Which lines in the material below contain the word "个百分点"? Copy each of them.

------ Data for this exercise

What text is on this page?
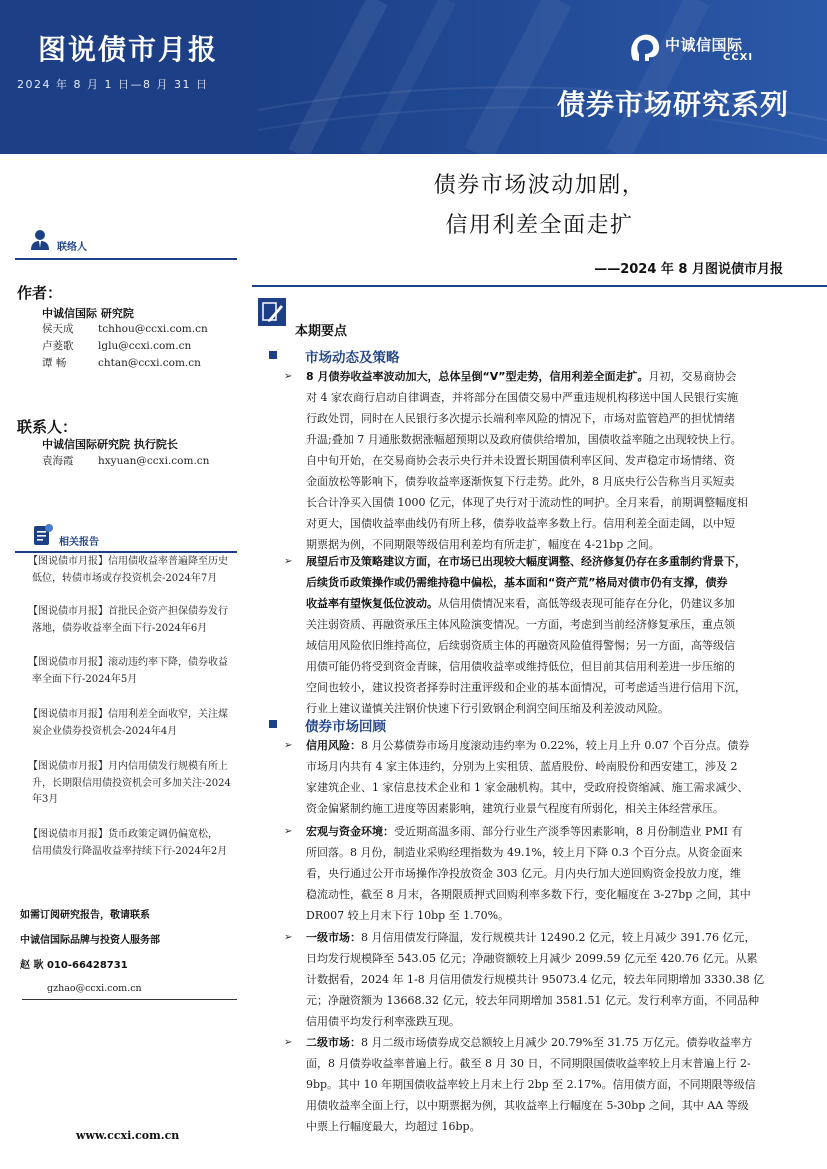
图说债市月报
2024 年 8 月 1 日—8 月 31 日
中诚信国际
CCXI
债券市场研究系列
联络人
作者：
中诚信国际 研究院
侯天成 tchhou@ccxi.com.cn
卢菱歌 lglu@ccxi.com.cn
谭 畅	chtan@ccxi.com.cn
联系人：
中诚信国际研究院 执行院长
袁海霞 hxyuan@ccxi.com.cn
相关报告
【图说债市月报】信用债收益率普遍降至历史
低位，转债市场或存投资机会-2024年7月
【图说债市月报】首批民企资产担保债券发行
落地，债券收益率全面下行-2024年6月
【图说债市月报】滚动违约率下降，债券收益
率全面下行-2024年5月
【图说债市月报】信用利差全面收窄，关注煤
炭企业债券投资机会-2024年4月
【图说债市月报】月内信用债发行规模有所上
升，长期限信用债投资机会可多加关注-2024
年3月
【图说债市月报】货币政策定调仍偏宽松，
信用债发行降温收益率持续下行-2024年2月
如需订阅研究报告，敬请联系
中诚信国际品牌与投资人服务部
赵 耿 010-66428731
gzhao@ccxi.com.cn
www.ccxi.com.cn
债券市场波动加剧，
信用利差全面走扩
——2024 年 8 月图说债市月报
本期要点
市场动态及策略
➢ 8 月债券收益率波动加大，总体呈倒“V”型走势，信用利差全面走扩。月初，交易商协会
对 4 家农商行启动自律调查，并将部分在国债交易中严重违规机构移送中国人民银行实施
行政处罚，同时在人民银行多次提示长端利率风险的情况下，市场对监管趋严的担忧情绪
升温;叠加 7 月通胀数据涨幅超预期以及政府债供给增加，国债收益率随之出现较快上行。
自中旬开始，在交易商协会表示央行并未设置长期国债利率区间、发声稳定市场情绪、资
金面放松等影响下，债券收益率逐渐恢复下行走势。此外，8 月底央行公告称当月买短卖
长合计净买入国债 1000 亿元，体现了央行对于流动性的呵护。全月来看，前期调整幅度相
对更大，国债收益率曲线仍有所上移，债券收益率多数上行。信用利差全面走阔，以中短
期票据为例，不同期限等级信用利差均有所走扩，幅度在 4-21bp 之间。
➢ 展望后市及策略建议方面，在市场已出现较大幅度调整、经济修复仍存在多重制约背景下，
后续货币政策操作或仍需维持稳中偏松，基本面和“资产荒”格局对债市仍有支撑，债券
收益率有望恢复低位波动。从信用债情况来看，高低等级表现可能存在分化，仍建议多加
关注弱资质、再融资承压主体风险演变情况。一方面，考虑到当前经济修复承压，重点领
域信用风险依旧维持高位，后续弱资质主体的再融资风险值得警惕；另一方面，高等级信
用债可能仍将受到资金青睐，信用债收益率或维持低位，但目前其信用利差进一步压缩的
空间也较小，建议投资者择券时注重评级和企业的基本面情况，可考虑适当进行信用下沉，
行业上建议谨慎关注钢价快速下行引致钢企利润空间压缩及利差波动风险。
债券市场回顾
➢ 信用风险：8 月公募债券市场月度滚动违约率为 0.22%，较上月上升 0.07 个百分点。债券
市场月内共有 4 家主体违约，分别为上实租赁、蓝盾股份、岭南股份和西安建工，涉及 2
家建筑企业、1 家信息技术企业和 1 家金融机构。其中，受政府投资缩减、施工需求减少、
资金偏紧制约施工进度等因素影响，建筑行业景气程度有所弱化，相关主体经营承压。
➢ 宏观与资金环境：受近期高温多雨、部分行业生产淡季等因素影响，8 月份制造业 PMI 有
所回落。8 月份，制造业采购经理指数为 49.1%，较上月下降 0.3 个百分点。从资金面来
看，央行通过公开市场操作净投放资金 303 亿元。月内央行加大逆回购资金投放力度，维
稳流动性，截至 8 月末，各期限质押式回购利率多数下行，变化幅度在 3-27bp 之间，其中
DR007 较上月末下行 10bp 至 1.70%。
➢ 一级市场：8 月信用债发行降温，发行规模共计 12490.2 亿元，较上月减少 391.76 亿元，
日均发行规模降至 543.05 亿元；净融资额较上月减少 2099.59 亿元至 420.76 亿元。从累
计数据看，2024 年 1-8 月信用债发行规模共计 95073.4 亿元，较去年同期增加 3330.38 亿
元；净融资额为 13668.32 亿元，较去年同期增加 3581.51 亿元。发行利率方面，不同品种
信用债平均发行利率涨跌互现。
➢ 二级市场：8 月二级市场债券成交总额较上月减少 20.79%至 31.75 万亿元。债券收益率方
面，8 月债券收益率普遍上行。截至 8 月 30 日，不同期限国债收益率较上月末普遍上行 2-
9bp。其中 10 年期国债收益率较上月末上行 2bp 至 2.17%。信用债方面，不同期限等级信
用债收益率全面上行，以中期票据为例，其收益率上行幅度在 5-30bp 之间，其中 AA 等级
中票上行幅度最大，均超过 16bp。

------------

(Final result)
➢ 信用风险：8 月公募债券市场月度滚动违约率为 0.22%，较上月上升 0.07 个百分点。债券
所回落。8 月份，制造业采购经理指数为 49.1%，较上月下降 0.3 个百分点。从资金面来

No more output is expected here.